Without altering anything, repeat each of the records.

(Entries from a dataset)
|---|
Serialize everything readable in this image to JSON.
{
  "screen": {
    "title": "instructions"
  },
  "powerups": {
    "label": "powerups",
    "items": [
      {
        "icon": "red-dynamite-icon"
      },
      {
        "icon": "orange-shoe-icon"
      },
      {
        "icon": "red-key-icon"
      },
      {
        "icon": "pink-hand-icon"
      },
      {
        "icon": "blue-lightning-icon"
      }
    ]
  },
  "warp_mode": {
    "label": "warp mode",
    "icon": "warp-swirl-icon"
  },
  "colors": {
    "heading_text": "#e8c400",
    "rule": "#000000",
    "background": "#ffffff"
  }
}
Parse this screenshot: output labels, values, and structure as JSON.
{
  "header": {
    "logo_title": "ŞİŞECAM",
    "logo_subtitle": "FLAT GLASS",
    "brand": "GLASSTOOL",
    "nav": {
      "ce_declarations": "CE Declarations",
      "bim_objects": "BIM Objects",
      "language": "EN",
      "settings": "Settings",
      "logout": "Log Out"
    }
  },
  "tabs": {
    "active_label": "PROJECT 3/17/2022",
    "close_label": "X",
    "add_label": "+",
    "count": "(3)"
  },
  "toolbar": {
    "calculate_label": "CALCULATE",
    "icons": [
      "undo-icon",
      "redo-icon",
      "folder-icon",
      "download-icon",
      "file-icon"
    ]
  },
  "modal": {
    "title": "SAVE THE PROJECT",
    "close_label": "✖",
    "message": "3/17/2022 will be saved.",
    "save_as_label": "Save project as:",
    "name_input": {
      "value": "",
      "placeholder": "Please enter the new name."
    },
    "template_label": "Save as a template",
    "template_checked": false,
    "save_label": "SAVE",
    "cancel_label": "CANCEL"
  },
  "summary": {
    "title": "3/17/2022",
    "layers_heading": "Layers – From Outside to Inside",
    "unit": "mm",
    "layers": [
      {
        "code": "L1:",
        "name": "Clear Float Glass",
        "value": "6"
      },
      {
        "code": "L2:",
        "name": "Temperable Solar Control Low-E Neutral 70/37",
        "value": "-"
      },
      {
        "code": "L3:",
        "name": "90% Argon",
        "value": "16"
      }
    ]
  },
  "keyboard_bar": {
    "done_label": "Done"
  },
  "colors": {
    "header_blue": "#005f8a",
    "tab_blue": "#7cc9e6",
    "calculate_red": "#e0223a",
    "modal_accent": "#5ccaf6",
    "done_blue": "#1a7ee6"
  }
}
|---|
- **RESPONSE TO THE EXERCISE**
Serialize everything readable in this image to JSON.
{
  "screen": {
    "title": "instructions"
  },
  "powerups": {
    "label": "powerups",
    "items": [
      {
        "icon": "red-dynamite-icon"
      },
      {
        "icon": "orange-shoe-icon"
      },
      {
        "icon": "red-key-icon"
      },
      {
        "icon": "pink-hand-icon"
      },
      {
        "icon": "blue-lightning-icon"
      }
    ]
  },
  "warp_mode": {
    "label": "warp mode",
    "icon": "warp-swirl-icon"
  },
  "colors": {
    "heading_text": "#e8c400",
    "rule": "#000000",
    "background": "#ffffff"
  }
}
Parse this screenshot: output labels, values, and structure as JSON.
{
  "header": {
    "logo_title": "ŞİŞECAM",
    "logo_subtitle": "FLAT GLASS",
    "brand": "GLASSTOOL",
    "nav": {
      "ce_declarations": "CE Declarations",
      "bim_objects": "BIM Objects",
      "language": "EN",
      "settings": "Settings",
      "logout": "Log Out"
    }
  },
  "tabs": {
    "active_label": "PROJECT 3/17/2022",
    "close_label": "X",
    "add_label": "+",
    "count": "(3)"
  },
  "toolbar": {
    "calculate_label": "CALCULATE",
    "icons": [
      "undo-icon",
      "redo-icon",
      "folder-icon",
      "download-icon",
      "file-icon"
    ]
  },
  "modal": {
    "title": "SAVE THE PROJECT",
    "close_label": "✖",
    "message": "3/17/2022 will be saved.",
    "save_as_label": "Save project as:",
    "name_input": {
      "value": "",
      "placeholder": "Please enter the new name."
    },
    "template_label": "Save as a template",
    "template_checked": false,
    "save_label": "SAVE",
    "cancel_label": "CANCEL"
  },
  "summary": {
    "title": "3/17/2022",
    "layers_heading": "Layers – From Outside to Inside",
    "unit": "mm",
    "layers": [
      {
        "code": "L1:",
        "name": "Clear Float Glass",
        "value": "6"
      },
      {
        "code": "L2:",
        "name": "Temperable Solar Control Low-E Neutral 70/37",
        "value": "-"
      },
      {
        "code": "L3:",
        "name": "90% Argon",
        "value": "16"
      }
    ]
  },
  "keyboard_bar": {
    "done_label": "Done"
  },
  "colors": {
    "header_blue": "#005f8a",
    "tab_blue": "#7cc9e6",
    "calculate_red": "#e0223a",
    "modal_accent": "#5ccaf6",
    "done_blue": "#1a7ee6"
  }
}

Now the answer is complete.